> [Description of the task] Of the lines in the listing, how many include the string "Electric"? Write the number and nothing else.

(Records excerpted from a collection)
#####

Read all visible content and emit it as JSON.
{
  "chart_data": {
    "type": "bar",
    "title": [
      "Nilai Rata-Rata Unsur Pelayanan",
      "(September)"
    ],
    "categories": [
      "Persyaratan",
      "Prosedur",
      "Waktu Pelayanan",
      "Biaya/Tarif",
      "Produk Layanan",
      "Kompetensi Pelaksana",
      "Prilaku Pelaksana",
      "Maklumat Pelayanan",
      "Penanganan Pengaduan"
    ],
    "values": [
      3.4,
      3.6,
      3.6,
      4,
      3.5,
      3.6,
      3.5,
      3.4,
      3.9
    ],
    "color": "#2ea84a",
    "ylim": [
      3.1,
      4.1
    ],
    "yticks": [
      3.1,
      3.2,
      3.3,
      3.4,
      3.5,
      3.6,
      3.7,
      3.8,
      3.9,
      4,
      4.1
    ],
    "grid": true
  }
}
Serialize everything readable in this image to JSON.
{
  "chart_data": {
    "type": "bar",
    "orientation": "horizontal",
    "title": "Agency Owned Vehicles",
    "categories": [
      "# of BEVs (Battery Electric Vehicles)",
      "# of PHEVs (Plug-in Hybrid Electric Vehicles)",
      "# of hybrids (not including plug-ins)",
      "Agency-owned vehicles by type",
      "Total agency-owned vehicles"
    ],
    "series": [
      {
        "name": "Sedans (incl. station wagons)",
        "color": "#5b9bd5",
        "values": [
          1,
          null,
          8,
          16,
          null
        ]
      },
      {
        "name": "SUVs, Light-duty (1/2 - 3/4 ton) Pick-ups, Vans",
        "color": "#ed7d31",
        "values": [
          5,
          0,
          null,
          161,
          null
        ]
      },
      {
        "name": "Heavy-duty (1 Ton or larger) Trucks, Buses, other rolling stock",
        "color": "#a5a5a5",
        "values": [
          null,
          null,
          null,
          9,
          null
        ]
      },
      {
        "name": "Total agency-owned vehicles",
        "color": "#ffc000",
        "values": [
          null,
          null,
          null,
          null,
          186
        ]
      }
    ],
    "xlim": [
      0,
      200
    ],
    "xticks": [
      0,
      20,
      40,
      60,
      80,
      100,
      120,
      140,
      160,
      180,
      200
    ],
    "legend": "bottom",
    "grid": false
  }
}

#####

> [Solution for this problem] 2